§ **TASK DESCRIPTION**
List all lines in the material below that contain "Project".

(Rows from a dataset)
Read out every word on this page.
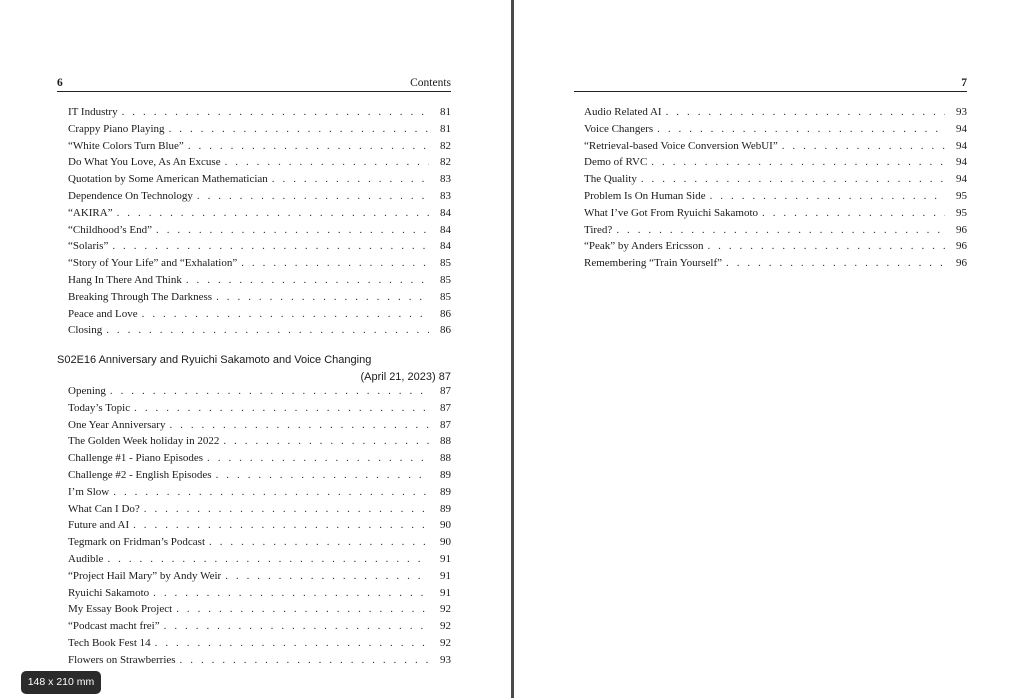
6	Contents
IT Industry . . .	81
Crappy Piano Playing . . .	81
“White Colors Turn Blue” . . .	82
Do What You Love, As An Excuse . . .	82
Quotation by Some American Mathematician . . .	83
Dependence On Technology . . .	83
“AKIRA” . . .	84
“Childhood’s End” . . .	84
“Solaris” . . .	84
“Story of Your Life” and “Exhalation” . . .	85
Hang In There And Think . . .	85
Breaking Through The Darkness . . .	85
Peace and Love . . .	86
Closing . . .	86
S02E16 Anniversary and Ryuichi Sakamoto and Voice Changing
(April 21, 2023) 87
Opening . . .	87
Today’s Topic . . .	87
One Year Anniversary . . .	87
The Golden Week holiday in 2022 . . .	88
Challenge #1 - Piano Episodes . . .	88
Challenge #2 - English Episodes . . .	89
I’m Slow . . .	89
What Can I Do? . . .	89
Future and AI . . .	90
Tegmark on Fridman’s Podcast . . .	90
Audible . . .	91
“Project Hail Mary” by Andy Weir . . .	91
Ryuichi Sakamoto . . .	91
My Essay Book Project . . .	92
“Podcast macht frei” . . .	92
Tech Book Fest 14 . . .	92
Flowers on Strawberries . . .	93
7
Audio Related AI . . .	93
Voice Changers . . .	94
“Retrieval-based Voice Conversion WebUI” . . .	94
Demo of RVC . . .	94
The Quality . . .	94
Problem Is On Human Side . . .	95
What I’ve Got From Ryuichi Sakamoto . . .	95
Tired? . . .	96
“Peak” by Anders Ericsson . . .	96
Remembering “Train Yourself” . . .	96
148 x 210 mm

---

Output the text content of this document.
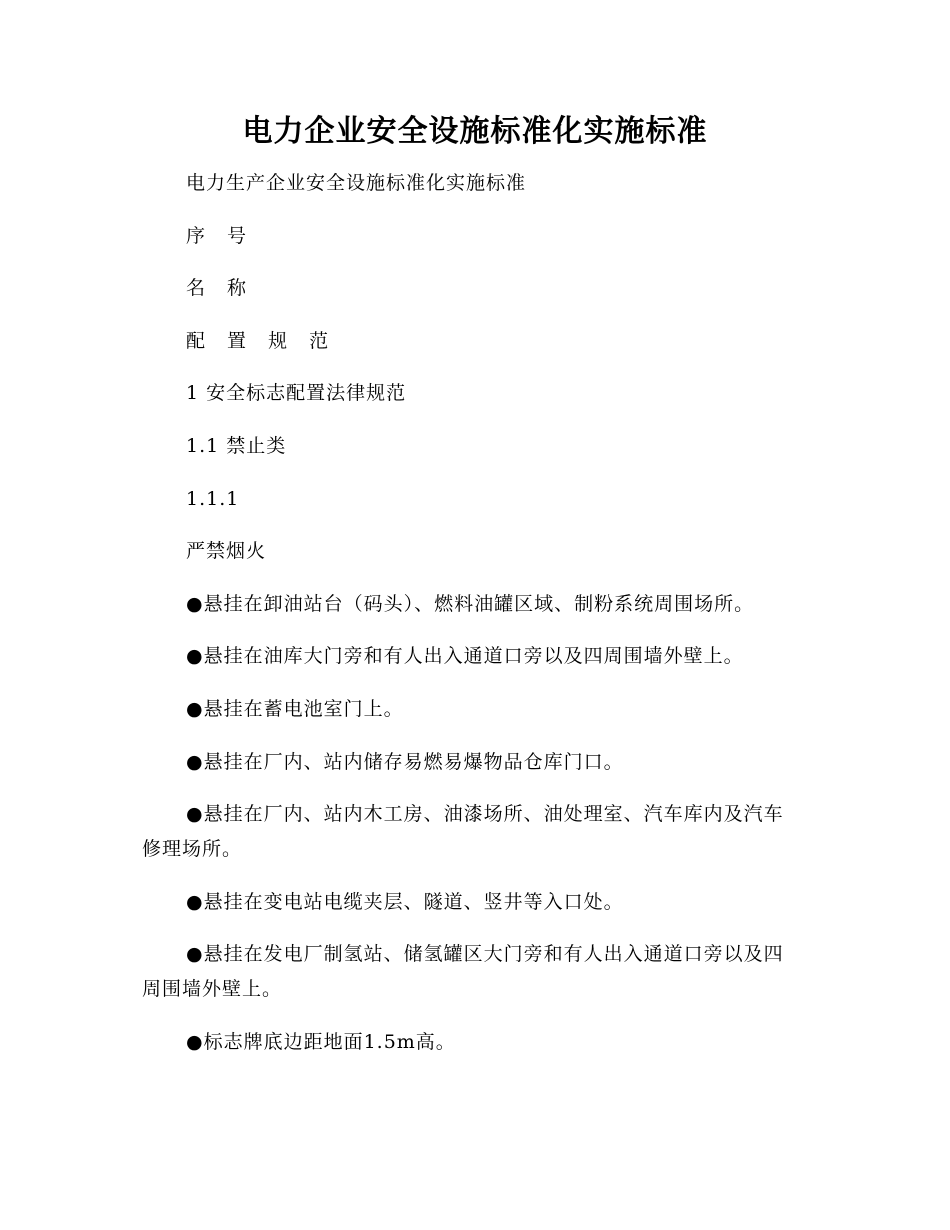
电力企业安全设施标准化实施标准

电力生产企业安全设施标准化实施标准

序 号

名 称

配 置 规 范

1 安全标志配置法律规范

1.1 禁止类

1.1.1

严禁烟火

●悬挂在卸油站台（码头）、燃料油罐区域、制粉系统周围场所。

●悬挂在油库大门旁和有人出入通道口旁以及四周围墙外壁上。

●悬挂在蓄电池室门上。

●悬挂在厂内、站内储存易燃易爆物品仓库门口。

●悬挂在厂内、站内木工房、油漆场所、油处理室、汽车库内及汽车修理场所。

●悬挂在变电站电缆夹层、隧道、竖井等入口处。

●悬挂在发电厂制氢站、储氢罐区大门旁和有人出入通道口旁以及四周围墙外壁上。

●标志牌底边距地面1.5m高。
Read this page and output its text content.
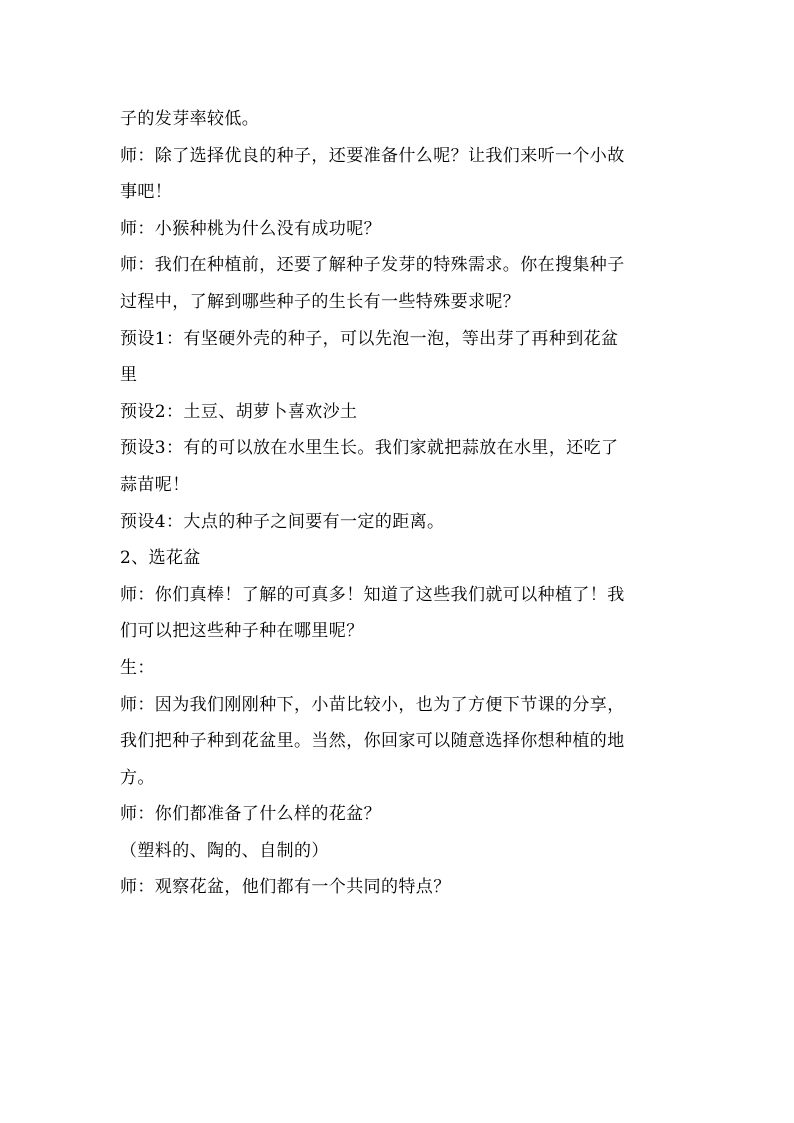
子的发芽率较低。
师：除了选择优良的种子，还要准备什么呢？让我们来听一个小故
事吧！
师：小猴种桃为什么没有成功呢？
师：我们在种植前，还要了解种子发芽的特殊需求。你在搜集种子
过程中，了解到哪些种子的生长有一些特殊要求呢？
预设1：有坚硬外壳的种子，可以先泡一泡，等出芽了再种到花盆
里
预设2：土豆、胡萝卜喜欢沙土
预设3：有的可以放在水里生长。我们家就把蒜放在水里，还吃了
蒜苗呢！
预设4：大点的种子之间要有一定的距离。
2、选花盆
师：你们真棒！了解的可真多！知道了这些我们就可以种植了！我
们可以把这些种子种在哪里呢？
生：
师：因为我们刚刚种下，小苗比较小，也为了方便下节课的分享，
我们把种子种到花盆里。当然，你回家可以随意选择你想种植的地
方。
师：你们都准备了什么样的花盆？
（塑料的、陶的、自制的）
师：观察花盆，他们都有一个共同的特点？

==

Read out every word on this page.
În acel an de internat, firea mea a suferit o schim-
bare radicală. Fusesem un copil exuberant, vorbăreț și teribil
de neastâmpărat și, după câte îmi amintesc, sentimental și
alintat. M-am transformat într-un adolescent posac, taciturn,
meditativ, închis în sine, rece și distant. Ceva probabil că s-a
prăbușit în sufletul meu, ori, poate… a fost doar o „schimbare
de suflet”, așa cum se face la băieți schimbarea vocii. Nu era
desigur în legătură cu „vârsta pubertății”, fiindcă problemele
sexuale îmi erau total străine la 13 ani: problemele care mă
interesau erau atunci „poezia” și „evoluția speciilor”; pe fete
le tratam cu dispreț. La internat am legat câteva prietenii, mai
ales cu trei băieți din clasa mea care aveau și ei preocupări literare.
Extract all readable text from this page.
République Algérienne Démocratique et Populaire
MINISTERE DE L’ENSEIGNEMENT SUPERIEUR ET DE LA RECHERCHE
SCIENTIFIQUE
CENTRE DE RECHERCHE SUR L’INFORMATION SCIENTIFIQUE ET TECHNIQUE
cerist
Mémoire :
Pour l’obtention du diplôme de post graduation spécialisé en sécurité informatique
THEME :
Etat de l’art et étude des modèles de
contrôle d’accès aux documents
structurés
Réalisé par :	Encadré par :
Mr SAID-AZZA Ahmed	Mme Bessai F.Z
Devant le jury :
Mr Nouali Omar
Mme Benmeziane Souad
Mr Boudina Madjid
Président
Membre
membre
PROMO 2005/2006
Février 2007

§ **EXERCISE RESPONSE**
“Project Hail Mary” by Andy Weir . . .	91
My Essay Book Project . . .	92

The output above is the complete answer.